# Direction:
Can you retype every line of the listing exactly as it appears?
------ Exercise data
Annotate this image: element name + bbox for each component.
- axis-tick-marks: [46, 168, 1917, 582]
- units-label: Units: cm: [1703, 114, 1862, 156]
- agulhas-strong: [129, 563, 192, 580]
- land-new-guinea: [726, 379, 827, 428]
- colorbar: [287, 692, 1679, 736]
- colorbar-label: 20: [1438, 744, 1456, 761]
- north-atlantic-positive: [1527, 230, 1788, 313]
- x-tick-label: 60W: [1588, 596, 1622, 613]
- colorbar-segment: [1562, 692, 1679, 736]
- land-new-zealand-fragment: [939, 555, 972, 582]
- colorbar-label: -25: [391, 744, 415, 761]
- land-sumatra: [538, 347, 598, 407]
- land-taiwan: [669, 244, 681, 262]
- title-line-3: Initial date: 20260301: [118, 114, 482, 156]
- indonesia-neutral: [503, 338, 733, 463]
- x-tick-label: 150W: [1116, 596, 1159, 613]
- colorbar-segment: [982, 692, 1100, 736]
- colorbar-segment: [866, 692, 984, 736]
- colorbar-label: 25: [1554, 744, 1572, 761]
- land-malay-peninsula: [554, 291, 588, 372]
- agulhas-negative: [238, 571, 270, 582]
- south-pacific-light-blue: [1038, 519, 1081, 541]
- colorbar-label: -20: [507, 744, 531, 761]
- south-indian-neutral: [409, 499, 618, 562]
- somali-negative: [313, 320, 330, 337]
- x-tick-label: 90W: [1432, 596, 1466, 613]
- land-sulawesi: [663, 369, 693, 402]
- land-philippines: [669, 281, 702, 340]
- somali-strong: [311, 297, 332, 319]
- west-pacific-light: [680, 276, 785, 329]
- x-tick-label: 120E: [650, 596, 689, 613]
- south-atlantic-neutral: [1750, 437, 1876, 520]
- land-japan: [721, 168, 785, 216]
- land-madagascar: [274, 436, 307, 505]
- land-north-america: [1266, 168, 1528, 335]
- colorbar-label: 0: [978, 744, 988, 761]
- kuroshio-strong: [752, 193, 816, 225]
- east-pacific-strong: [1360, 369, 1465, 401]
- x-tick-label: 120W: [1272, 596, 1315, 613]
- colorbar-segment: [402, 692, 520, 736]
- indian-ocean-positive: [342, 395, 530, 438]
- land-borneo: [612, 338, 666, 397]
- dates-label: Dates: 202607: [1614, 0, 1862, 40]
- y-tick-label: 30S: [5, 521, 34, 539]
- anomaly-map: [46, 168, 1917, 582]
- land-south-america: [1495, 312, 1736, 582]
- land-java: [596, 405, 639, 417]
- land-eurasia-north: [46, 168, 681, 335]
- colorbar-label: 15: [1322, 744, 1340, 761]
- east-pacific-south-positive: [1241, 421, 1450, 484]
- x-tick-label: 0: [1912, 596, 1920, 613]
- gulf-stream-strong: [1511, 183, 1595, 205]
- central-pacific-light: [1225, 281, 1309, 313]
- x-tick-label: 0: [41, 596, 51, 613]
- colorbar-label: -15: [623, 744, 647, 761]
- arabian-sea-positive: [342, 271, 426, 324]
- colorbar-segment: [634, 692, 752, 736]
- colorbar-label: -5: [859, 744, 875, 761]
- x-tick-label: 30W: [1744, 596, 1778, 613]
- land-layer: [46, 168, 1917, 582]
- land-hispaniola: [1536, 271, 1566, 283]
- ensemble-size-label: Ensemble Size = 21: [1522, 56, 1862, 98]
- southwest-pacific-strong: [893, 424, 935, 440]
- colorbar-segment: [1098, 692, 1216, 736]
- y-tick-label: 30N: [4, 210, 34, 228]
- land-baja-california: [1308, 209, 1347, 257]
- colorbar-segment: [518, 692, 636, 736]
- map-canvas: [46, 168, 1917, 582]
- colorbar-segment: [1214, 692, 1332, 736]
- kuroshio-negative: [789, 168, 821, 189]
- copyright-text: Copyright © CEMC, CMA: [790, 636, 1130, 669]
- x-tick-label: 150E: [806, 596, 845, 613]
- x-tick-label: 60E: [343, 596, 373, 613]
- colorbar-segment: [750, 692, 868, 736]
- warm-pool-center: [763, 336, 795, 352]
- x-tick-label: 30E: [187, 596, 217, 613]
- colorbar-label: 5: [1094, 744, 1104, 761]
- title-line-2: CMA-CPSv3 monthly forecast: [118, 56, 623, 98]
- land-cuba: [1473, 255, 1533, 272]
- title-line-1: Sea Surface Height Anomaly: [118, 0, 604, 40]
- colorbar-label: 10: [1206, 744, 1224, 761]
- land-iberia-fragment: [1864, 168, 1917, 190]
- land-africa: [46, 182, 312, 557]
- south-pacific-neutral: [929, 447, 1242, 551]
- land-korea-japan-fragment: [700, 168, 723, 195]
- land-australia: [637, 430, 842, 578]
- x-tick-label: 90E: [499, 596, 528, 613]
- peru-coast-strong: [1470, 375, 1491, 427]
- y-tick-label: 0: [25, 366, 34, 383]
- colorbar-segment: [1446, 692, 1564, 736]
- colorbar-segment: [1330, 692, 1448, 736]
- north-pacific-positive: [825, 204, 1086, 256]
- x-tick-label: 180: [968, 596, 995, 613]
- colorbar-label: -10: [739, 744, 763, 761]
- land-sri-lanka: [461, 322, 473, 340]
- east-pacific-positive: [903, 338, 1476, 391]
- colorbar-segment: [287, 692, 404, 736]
------------
# Response to the task:
Annotate this image: element name + bbox for each component.
- axis-tick-marks: [46, 168, 1917, 582]
- units-label: Units: cm: [1703, 114, 1862, 156]
- agulhas-strong: [129, 563, 192, 580]
- land-new-guinea: [726, 379, 827, 428]
- colorbar: [287, 692, 1679, 736]
- colorbar-label: 20: [1438, 744, 1456, 761]
- north-atlantic-positive: [1527, 230, 1788, 313]
- x-tick-label: 60W: [1588, 596, 1622, 613]
- colorbar-segment: [1562, 692, 1679, 736]
- land-new-zealand-fragment: [939, 555, 972, 582]
- colorbar-label: -25: [391, 744, 415, 761]
- land-sumatra: [538, 347, 598, 407]
- land-taiwan: [669, 244, 681, 262]
- title-line-3: Initial date: 20260301: [118, 114, 482, 156]
- indonesia-neutral: [503, 338, 733, 463]
- x-tick-label: 150W: [1116, 596, 1159, 613]
- colorbar-segment: [982, 692, 1100, 736]
- colorbar-segment: [866, 692, 984, 736]
- colorbar-label: 25: [1554, 744, 1572, 761]
- land-malay-peninsula: [554, 291, 588, 372]
- agulhas-negative: [238, 571, 270, 582]
- south-pacific-light-blue: [1038, 519, 1081, 541]
- colorbar-label: -20: [507, 744, 531, 761]
- south-indian-neutral: [409, 499, 618, 562]
- somali-negative: [313, 320, 330, 337]
- x-tick-label: 90W: [1432, 596, 1466, 613]
- land-sulawesi: [663, 369, 693, 402]
- land-philippines: [669, 281, 702, 340]
- somali-strong: [311, 297, 332, 319]
- west-pacific-light: [680, 276, 785, 329]
- x-tick-label: 120E: [650, 596, 689, 613]
- south-atlantic-neutral: [1750, 437, 1876, 520]
- land-japan: [721, 168, 785, 216]
- land-madagascar: [274, 436, 307, 505]
- land-north-america: [1266, 168, 1528, 335]
- colorbar-label: 0: [978, 744, 988, 761]
- kuroshio-strong: [752, 193, 816, 225]
- east-pacific-strong: [1360, 369, 1465, 401]
- x-tick-label: 120W: [1272, 596, 1315, 613]
- colorbar-segment: [402, 692, 520, 736]
- indian-ocean-positive: [342, 395, 530, 438]
- land-borneo: [612, 338, 666, 397]
- dates-label: Dates: 202607: [1614, 0, 1862, 40]
- y-tick-label: 30S: [5, 521, 34, 539]
- anomaly-map: [46, 168, 1917, 582]
- land-south-america: [1495, 312, 1736, 582]
- land-java: [596, 405, 639, 417]
- land-eurasia-north: [46, 168, 681, 335]
- colorbar-label: 15: [1322, 744, 1340, 761]
- east-pacific-south-positive: [1241, 421, 1450, 484]
- x-tick-label: 0: [1912, 596, 1920, 613]
- gulf-stream-strong: [1511, 183, 1595, 205]
- central-pacific-light: [1225, 281, 1309, 313]
- x-tick-label: 0: [41, 596, 51, 613]
- colorbar-label: -15: [623, 744, 647, 761]
- arabian-sea-positive: [342, 271, 426, 324]
- colorbar-segment: [634, 692, 752, 736]
- colorbar-label: -5: [859, 744, 875, 761]
- x-tick-label: 30W: [1744, 596, 1778, 613]
- land-layer: [46, 168, 1917, 582]
- land-hispaniola: [1536, 271, 1566, 283]
- ensemble-size-label: Ensemble Size = 21: [1522, 56, 1862, 98]
- southwest-pacific-strong: [893, 424, 935, 440]
- colorbar-segment: [1098, 692, 1216, 736]
- y-tick-label: 30N: [4, 210, 34, 228]
- land-baja-california: [1308, 209, 1347, 257]
- colorbar-segment: [518, 692, 636, 736]
- map-canvas: [46, 168, 1917, 582]
- colorbar-segment: [1214, 692, 1332, 736]
- kuroshio-negative: [789, 168, 821, 189]
- copyright-text: Copyright © CEMC, CMA: [790, 636, 1130, 669]
- x-tick-label: 150E: [806, 596, 845, 613]
- x-tick-label: 60E: [343, 596, 373, 613]
- colorbar-segment: [750, 692, 868, 736]
- warm-pool-center: [763, 336, 795, 352]
- x-tick-label: 30E: [187, 596, 217, 613]
- colorbar-label: 5: [1094, 744, 1104, 761]
- title-line-2: CMA-CPSv3 monthly forecast: [118, 56, 623, 98]
- land-cuba: [1473, 255, 1533, 272]
- title-line-1: Sea Surface Height Anomaly: [118, 0, 604, 40]
- colorbar-label: 10: [1206, 744, 1224, 761]
- land-iberia-fragment: [1864, 168, 1917, 190]
- land-africa: [46, 182, 312, 557]
- south-pacific-neutral: [929, 447, 1242, 551]
- land-korea-japan-fragment: [700, 168, 723, 195]
- land-australia: [637, 430, 842, 578]
- x-tick-label: 90E: [499, 596, 528, 613]
- peru-coast-strong: [1470, 375, 1491, 427]
- y-tick-label: 0: [25, 366, 34, 383]
- colorbar-segment: [1446, 692, 1564, 736]
- colorbar-segment: [1330, 692, 1448, 736]
- north-pacific-positive: [825, 204, 1086, 256]
- x-tick-label: 180: [968, 596, 995, 613]
- colorbar-label: -10: [739, 744, 763, 761]
- land-sri-lanka: [461, 322, 473, 340]
- east-pacific-positive: [903, 338, 1476, 391]
- colorbar-segment: [287, 692, 404, 736]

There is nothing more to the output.